• _Task statement_: Collect all lines from the records below that include the word "鱼龙混杂".

• _Records from a collection_:
* * *

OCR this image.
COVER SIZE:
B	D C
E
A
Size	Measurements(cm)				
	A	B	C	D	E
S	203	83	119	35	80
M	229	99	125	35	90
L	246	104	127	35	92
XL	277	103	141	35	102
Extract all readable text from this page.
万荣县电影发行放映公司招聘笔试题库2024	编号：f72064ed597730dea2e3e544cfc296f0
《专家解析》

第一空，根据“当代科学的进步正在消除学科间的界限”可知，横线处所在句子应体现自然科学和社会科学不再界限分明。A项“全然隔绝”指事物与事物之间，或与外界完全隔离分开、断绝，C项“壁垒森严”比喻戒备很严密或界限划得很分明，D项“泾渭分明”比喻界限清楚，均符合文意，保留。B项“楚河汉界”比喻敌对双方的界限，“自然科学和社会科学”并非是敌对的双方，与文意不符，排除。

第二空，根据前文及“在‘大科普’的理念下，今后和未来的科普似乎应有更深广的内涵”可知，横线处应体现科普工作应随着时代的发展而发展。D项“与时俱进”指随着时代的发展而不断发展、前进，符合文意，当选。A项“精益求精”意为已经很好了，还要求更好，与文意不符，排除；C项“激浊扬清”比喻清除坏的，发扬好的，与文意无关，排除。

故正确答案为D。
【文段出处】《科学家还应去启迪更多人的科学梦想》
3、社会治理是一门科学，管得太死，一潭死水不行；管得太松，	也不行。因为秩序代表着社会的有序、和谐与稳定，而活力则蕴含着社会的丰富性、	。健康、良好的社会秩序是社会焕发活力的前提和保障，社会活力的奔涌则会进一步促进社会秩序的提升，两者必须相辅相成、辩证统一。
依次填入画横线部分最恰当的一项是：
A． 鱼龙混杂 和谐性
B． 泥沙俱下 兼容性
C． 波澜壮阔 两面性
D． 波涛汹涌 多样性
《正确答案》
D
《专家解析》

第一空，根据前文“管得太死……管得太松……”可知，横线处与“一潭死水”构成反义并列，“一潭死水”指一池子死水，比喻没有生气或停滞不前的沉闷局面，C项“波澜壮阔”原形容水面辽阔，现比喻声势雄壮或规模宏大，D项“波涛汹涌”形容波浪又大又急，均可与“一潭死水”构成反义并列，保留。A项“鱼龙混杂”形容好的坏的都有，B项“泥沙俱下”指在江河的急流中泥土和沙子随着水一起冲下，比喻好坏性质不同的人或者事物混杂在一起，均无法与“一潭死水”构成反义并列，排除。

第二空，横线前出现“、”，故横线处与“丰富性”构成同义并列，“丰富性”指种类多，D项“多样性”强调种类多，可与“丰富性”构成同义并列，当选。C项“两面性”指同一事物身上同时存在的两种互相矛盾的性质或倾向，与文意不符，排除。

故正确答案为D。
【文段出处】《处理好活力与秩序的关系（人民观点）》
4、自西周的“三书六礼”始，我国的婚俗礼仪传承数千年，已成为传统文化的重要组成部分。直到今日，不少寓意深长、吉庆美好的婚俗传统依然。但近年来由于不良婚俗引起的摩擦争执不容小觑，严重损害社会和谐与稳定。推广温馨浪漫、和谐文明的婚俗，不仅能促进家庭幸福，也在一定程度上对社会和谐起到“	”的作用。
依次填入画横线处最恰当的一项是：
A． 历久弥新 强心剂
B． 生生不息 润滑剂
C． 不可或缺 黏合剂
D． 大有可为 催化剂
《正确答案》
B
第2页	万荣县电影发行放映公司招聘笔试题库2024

* * *

• _Finished answer_:
A． 鱼龙混杂 和谐性
第一空，根据前文“管得太死……管得太松……”可知，横线处与“一潭死水”构成反义并列，“一潭死水”指一池子死水，比喻没有生气或停滞不前的沉闷局面，C项“波澜壮阔”原形容水面辽阔，现比喻声势雄壮或规模宏大，D项“波涛汹涌”形容波浪又大又急，均可与“一潭死水”构成反义并列，保留。A项“鱼龙混杂”形容好的坏的都有，B项“泥沙俱下”指在江河的急流中泥土和沙子随着水一起冲下，比喻好坏性质不同的人或者事物混杂在一起，均无法与“一潭死水”构成反义并列，排除。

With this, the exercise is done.